#### Exercise directions:
Search the material below for the word "Universidad" and copy every line in which it occurs.

#### Extracted data:
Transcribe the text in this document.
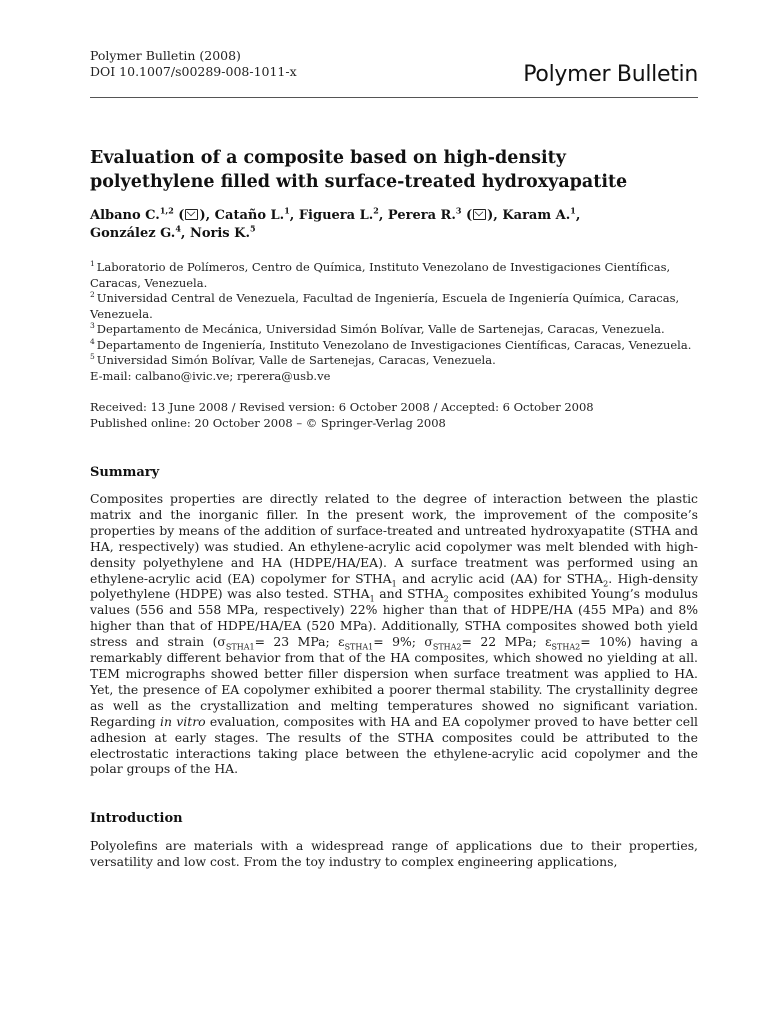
Polymer Bulletin (2008)
DOI 10.1007/s00289-008-1011-x	Polymer Bulletin
Evaluation of a composite based on high-density
polyethylene filled with surface-treated hydroxyapatite
Albano C.$^{1,2}$ ( ), Cataño L.$^1$, Figuera L.$^2$, Perera R.$^3$ ( ), Karam A.$^1$,
González G.$^4$, Noris K.$^5$
$^1$ Laboratorio de Polímeros, Centro de Química, Instituto Venezolano de Investigaciones Científicas, Caracas, Venezuela.
$^2$ Universidad Central de Venezuela, Facultad de Ingeniería, Escuela de Ingeniería Química, Caracas, Venezuela.
$^3$ Departamento de Mecánica, Universidad Simón Bolívar, Valle de Sartenejas, Caracas, Venezuela.
$^4$ Departamento de Ingeniería, Instituto Venezolano de Investigaciones Científicas, Caracas, Venezuela.
$^5$ Universidad Simón Bolívar, Valle de Sartenejas, Caracas, Venezuela.
E-mail: calbano@ivic.ve; rperera@usb.ve
Received: 13 June 2008 / Revised version: 6 October 2008 / Accepted: 6 October 2008
Published online: 20 October 2008 – © Springer-Verlag 2008
Summary
Composites properties are directly related to the degree of interaction between the plastic matrix and the inorganic filler. In the present work, the improvement of the composite’s properties by means of the addition of surface-treated and untreated hydroxyapatite (STHA and HA, respectively) was studied. An ethylene-acrylic acid copolymer was melt blended with high-density polyethylene and HA (HDPE/HA/EA). A surface treatment was performed using an ethylene-acrylic acid (EA) copolymer for $STHA_1$ and acrylic acid (AA) for $STHA_2$. High-density polyethylene (HDPE) was also tested. $STHA_1$ and $STHA_2$ composites exhibited Young’s modulus values (556 and 558 MPa, respectively) 22% higher than that of HDPE/HA (455 MPa) and 8% higher than that of HDPE/HA/EA (520 MPa). Additionally, STHA composites showed both yield stress and strain ($\sigma_{STHA1}= 23$ MPa; $\varepsilon_{STHA1}= 9\%$; $\sigma_{STHA2}= 22$ MPa; $\varepsilon_{STHA2}= 10\%$) having a remarkably different behavior from that of the HA composites, which showed no yielding at all. TEM micrographs showed better filler dispersion when surface treatment was applied to HA. Yet, the presence of EA copolymer exhibited a poorer thermal stability. The crystallinity degree as well as the crystallization and melting temperatures showed no significant variation. Regarding in vitro evaluation, composites with HA and EA copolymer proved to have better cell adhesion at early stages. The results of the STHA composites could be attributed to the electrostatic interactions taking place between the ethylene-acrylic acid copolymer and the polar groups of the HA.
Introduction
Polyolefins are materials with a widespread range of applications due to their properties, versatility and low cost. From the toy industry to complex engineering applications,
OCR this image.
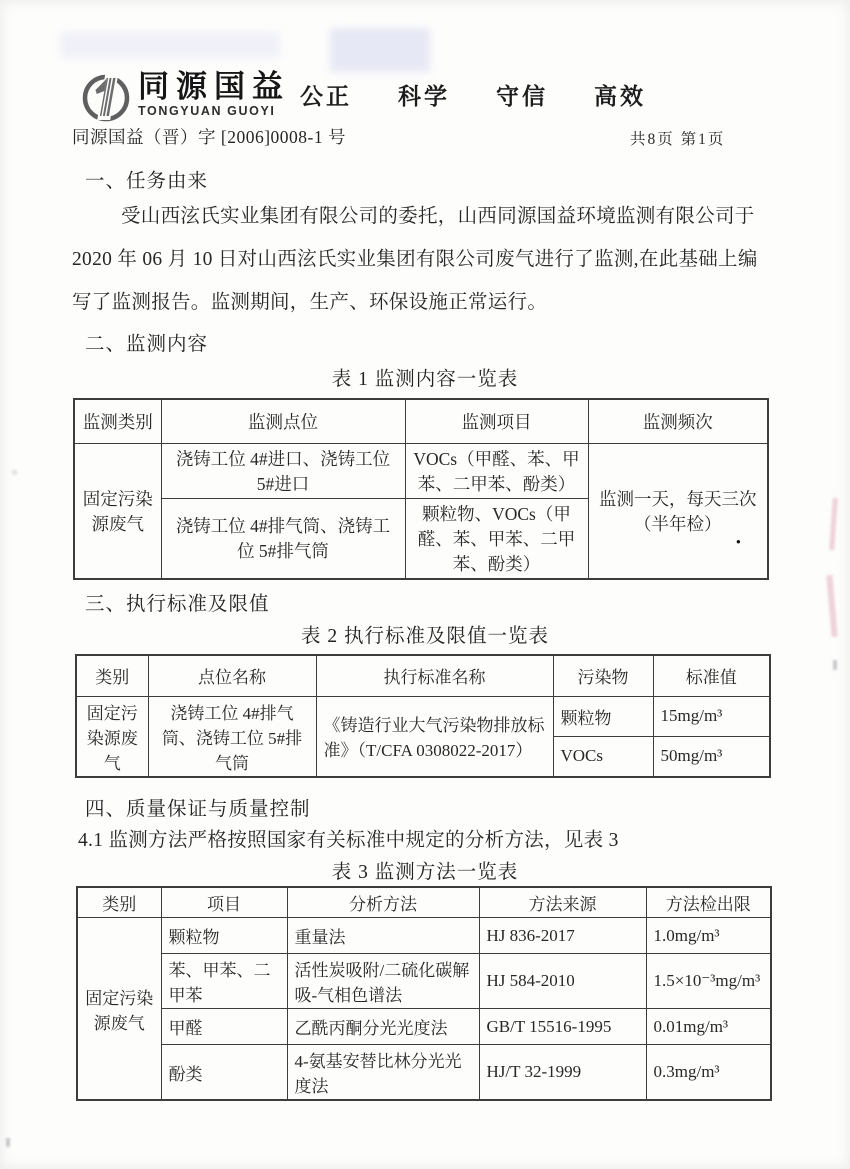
同源国益
TONGYUAN GUOYI
公正 科学 守信 高效
同源国益（晋）字 [2006]0008-1 号	共8页 第1页
一、任务由来
受山西泫氏实业集团有限公司的委托，山西同源国益环境监测有限公司于
2020 年 06 月 10 日对山西泫氏实业集团有限公司废气进行了监测,在此基础上编
写了监测报告。监测期间，生产、环保设施正常运行。
二、监测内容
表 1 监测内容一览表
监测类别	监测点位	监测项目	监测频次
固定污染源废气	浇铸工位 4#进口、浇铸工位 5#进口	VOCs（甲醛、苯、甲苯、二甲苯、酚类）	监测一天，每天三次
（半年检）
•

	浇铸工位 4#排气筒、浇铸工位 5#排气筒	颗粒物、VOCs（甲醛、苯、甲苯、二甲苯、酚类）	
三、执行标准及限值
表 2 执行标准及限值一览表
类别	点位名称	执行标准名称	污染物	标准值
固定污染源废气	浇铸工位 4#排气筒、浇铸工位 5#排气筒	《铸造行业大气污染物排放标准》（T/CFA 0308022-2017）	颗粒物	15mg/m³
			VOCs	50mg/m³
四、质量保证与质量控制
4.1 监测方法严格按照国家有关标准中规定的分析方法，见表 3
表 3 监测方法一览表
类别	项目	分析方法	方法来源	方法检出限
固定污染源废气	颗粒物	重量法	HJ 836-2017	1.0mg/m³
	苯、甲苯、二甲苯	活性炭吸附/二硫化碳解吸-气相色谱法	HJ 584-2010	1.5×10⁻³mg/m³
	甲醛	乙酰丙酮分光光度法	GB/T 15516-1995	0.01mg/m³
	酚类	4-氨基安替比林分光光度法	HJ/T 32-1999	0.3mg/m³
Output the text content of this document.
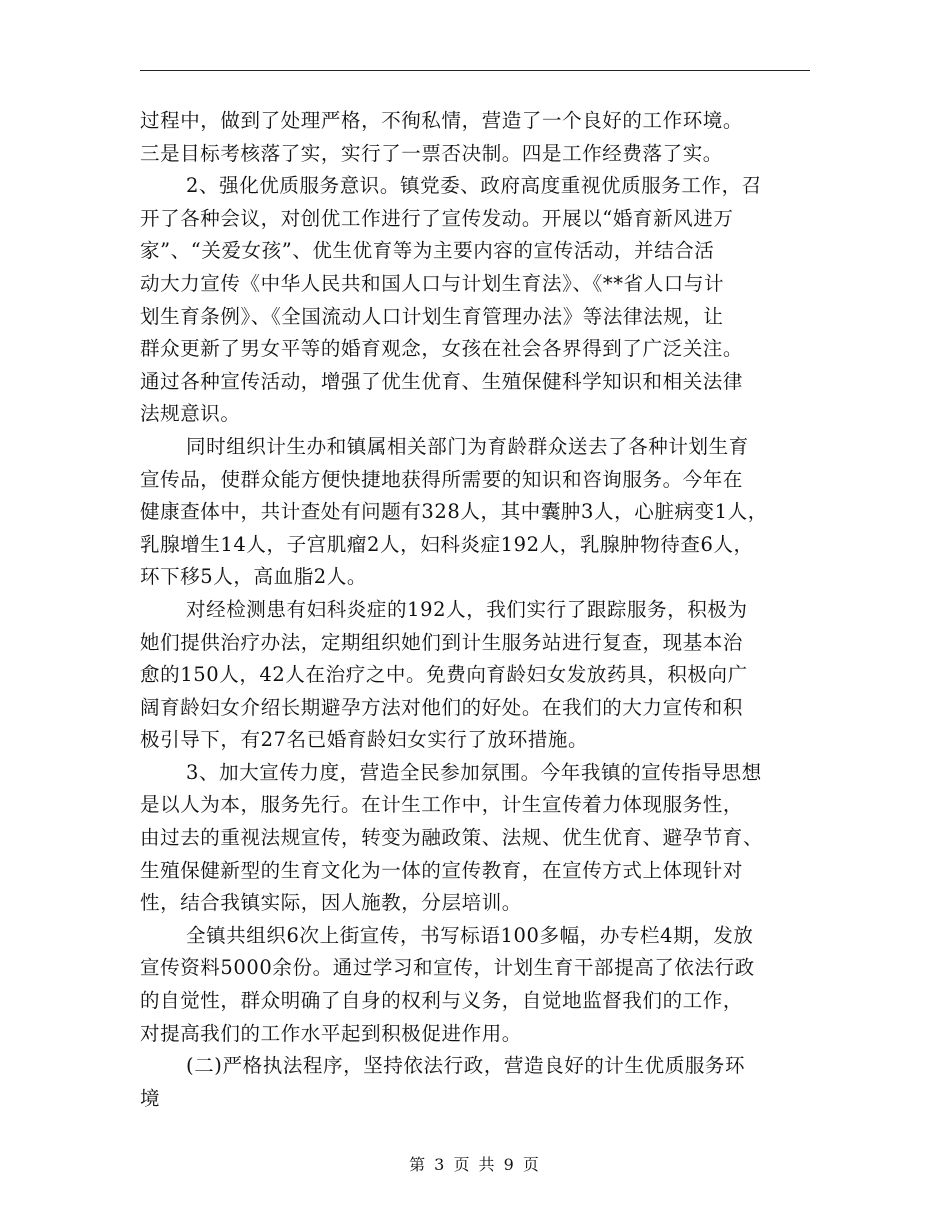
过程中，做到了处理严格，不徇私情，营造了一个良好的工作环境。
三是目标考核落了实，实行了一票否决制。四是工作经费落了实。
2、强化优质服务意识。镇党委、政府高度重视优质服务工作，召
开了各种会议，对创优工作进行了宣传发动。开展以“婚育新风进万
家”、“关爱女孩”、优生优育等为主要内容的宣传活动，并结合活
动大力宣传《中华人民共和国人口与计划生育法》、《**省人口与计
划生育条例》、《全国流动人口计划生育管理办法》等法律法规，让
群众更新了男女平等的婚育观念，女孩在社会各界得到了广泛关注。
通过各种宣传活动，增强了优生优育、生殖保健科学知识和相关法律
法规意识。
同时组织计生办和镇属相关部门为育龄群众送去了各种计划生育
宣传品，使群众能方便快捷地获得所需要的知识和咨询服务。今年在
健康查体中，共计查处有问题有328人，其中囊肿3人，心脏病变1人，
乳腺增生14人，子宫肌瘤2人，妇科炎症192人，乳腺肿物待查6人，
环下移5人，高血脂2人。
对经检测患有妇科炎症的192人，我们实行了跟踪服务，积极为
她们提供治疗办法，定期组织她们到计生服务站进行复查，现基本治
愈的150人，42人在治疗之中。免费向育龄妇女发放药具，积极向广
阔育龄妇女介绍长期避孕方法对他们的好处。在我们的大力宣传和积
极引导下，有27名已婚育龄妇女实行了放环措施。
3、加大宣传力度，营造全民参加氛围。今年我镇的宣传指导思想
是以人为本，服务先行。在计生工作中，计生宣传着力体现服务性，
由过去的重视法规宣传，转变为融政策、法规、优生优育、避孕节育、
生殖保健新型的生育文化为一体的宣传教育，在宣传方式上体现针对
性，结合我镇实际，因人施教，分层培训。
全镇共组织6次上街宣传，书写标语100多幅，办专栏4期，发放
宣传资料5000余份。通过学习和宣传，计划生育干部提高了依法行政
的自觉性，群众明确了自身的权利与义务，自觉地监督我们的工作，
对提高我们的工作水平起到积极促进作用。
(二)严格执法程序，坚持依法行政，营造良好的计生优质服务环
境
第 3 页 共 9 页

#### Written solution:
$^2$ Universidad Central de Venezuela, Facultad de Ingeniería, Escuela de Ingeniería Química, Caracas, Venezuela.
$^3$ Departamento de Mecánica, Universidad Simón Bolívar, Valle de Sartenejas, Caracas, Venezuela.
$^5$ Universidad Simón Bolívar, Valle de Sartenejas, Caracas, Venezuela.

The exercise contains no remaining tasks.